RECORDS PROVIDED:
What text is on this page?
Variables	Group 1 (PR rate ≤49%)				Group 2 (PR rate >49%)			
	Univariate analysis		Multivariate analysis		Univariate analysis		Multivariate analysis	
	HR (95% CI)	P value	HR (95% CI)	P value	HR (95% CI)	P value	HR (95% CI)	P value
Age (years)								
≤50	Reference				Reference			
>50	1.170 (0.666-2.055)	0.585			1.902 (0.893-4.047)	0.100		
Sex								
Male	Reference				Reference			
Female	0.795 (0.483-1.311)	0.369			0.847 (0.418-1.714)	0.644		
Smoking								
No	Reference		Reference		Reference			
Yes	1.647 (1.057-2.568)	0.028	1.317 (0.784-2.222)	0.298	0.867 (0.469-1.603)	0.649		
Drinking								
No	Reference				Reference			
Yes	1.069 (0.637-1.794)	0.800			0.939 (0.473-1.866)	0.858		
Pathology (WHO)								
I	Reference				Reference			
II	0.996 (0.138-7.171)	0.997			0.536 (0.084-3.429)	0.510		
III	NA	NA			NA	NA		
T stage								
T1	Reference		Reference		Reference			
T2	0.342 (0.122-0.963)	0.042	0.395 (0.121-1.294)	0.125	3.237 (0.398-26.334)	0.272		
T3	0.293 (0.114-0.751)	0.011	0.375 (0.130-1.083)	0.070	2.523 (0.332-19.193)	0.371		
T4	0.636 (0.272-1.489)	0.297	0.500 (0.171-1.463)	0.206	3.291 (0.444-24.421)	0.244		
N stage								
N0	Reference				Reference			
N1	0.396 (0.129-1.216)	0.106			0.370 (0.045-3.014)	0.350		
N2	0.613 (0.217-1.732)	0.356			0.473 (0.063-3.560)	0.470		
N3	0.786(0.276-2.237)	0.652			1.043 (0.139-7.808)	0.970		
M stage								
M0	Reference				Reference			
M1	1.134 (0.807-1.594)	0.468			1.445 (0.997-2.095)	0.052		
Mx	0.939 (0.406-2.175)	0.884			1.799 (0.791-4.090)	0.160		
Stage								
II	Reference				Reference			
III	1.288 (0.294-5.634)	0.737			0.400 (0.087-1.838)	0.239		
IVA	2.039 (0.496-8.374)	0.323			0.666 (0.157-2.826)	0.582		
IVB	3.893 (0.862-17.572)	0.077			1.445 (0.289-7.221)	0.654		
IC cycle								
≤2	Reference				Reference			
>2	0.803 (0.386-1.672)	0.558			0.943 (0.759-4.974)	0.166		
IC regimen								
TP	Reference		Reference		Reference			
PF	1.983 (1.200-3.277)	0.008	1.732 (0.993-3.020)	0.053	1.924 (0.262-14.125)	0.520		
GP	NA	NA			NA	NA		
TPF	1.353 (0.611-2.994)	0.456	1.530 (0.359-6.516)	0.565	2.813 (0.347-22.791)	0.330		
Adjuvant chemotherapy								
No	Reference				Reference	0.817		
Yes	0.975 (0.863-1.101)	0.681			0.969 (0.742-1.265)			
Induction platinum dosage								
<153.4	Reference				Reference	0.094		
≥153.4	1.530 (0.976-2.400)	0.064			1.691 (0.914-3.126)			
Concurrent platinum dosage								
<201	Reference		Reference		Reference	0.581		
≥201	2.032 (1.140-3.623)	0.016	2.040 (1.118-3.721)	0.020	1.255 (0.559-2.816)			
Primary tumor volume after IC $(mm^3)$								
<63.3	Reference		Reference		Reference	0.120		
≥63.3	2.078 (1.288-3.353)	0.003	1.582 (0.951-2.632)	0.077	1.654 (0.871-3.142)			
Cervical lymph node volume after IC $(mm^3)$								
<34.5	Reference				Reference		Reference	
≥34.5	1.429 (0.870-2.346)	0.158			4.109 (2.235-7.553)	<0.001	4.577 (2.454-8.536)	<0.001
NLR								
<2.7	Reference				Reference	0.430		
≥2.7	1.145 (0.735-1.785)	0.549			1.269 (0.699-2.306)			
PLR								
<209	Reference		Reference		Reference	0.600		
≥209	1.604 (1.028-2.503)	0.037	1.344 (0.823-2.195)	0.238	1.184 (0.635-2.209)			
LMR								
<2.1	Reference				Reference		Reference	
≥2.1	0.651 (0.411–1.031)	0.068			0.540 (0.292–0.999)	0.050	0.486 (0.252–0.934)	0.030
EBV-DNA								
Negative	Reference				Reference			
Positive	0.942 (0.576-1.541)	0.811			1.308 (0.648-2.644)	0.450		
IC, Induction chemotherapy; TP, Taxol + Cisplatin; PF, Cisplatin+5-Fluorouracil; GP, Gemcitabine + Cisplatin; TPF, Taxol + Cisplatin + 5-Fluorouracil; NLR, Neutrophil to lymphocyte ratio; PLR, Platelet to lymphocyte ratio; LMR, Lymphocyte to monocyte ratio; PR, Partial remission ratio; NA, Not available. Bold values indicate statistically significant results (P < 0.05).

WORK REQUEST: After reading the lines above, reproduce them all exactly.

EXERCISE RESPONSE:
What text is on this page?
Variables	Group 1 (PR rate ≤49%)				Group 2 (PR rate >49%)			
	Univariate analysis		Multivariate analysis		Univariate analysis		Multivariate analysis	
	HR (95% CI)	P value	HR (95% CI)	P value	HR (95% CI)	P value	HR (95% CI)	P value
Age (years)								
≤50	Reference				Reference			
>50	1.170 (0.666-2.055)	0.585			1.902 (0.893-4.047)	0.100		
Sex								
Male	Reference				Reference			
Female	0.795 (0.483-1.311)	0.369			0.847 (0.418-1.714)	0.644		
Smoking								
No	Reference		Reference		Reference			
Yes	1.647 (1.057-2.568)	0.028	1.317 (0.784-2.222)	0.298	0.867 (0.469-1.603)	0.649		
Drinking								
No	Reference				Reference			
Yes	1.069 (0.637-1.794)	0.800			0.939 (0.473-1.866)	0.858		
Pathology (WHO)								
I	Reference				Reference			
II	0.996 (0.138-7.171)	0.997			0.536 (0.084-3.429)	0.510		
III	NA	NA			NA	NA		
T stage								
T1	Reference		Reference		Reference			
T2	0.342 (0.122-0.963)	0.042	0.395 (0.121-1.294)	0.125	3.237 (0.398-26.334)	0.272		
T3	0.293 (0.114-0.751)	0.011	0.375 (0.130-1.083)	0.070	2.523 (0.332-19.193)	0.371		
T4	0.636 (0.272-1.489)	0.297	0.500 (0.171-1.463)	0.206	3.291 (0.444-24.421)	0.244		
N stage								
N0	Reference				Reference			
N1	0.396 (0.129-1.216)	0.106			0.370 (0.045-3.014)	0.350		
N2	0.613 (0.217-1.732)	0.356			0.473 (0.063-3.560)	0.470		
N3	0.786(0.276-2.237)	0.652			1.043 (0.139-7.808)	0.970		
M stage								
M0	Reference				Reference			
M1	1.134 (0.807-1.594)	0.468			1.445 (0.997-2.095)	0.052		
Mx	0.939 (0.406-2.175)	0.884			1.799 (0.791-4.090)	0.160		
Stage								
II	Reference				Reference			
III	1.288 (0.294-5.634)	0.737			0.400 (0.087-1.838)	0.239		
IVA	2.039 (0.496-8.374)	0.323			0.666 (0.157-2.826)	0.582		
IVB	3.893 (0.862-17.572)	0.077			1.445 (0.289-7.221)	0.654		
IC cycle								
≤2	Reference				Reference			
>2	0.803 (0.386-1.672)	0.558			0.943 (0.759-4.974)	0.166		
IC regimen								
TP	Reference		Reference		Reference			
PF	1.983 (1.200-3.277)	0.008	1.732 (0.993-3.020)	0.053	1.924 (0.262-14.125)	0.520		
GP	NA	NA			NA	NA		
TPF	1.353 (0.611-2.994)	0.456	1.530 (0.359-6.516)	0.565	2.813 (0.347-22.791)	0.330		
Adjuvant chemotherapy								
No	Reference				Reference	0.817		
Yes	0.975 (0.863-1.101)	0.681			0.969 (0.742-1.265)			
Induction platinum dosage								
<153.4	Reference				Reference	0.094		
≥153.4	1.530 (0.976-2.400)	0.064			1.691 (0.914-3.126)			
Concurrent platinum dosage								
<201	Reference		Reference		Reference	0.581		
≥201	2.032 (1.140-3.623)	0.016	2.040 (1.118-3.721)	0.020	1.255 (0.559-2.816)			
Primary tumor volume after IC $(mm^3)$								
<63.3	Reference		Reference		Reference	0.120		
≥63.3	2.078 (1.288-3.353)	0.003	1.582 (0.951-2.632)	0.077	1.654 (0.871-3.142)			
Cervical lymph node volume after IC $(mm^3)$								
<34.5	Reference				Reference		Reference	
≥34.5	1.429 (0.870-2.346)	0.158			4.109 (2.235-7.553)	<0.001	4.577 (2.454-8.536)	<0.001
NLR								
<2.7	Reference				Reference	0.430		
≥2.7	1.145 (0.735-1.785)	0.549			1.269 (0.699-2.306)			
PLR								
<209	Reference		Reference		Reference	0.600		
≥209	1.604 (1.028-2.503)	0.037	1.344 (0.823-2.195)	0.238	1.184 (0.635-2.209)			
LMR								
<2.1	Reference				Reference		Reference	
≥2.1	0.651 (0.411–1.031)	0.068			0.540 (0.292–0.999)	0.050	0.486 (0.252–0.934)	0.030
EBV-DNA								
Negative	Reference				Reference			
Positive	0.942 (0.576-1.541)	0.811			1.308 (0.648-2.644)	0.450		
IC, Induction chemotherapy; TP, Taxol + Cisplatin; PF, Cisplatin+5-Fluorouracil; GP, Gemcitabine + Cisplatin; TPF, Taxol + Cisplatin + 5-Fluorouracil; NLR, Neutrophil to lymphocyte ratio; PLR, Platelet to lymphocyte ratio; LMR, Lymphocyte to monocyte ratio; PR, Partial remission ratio; NA, Not available. Bold values indicate statistically significant results (P < 0.05).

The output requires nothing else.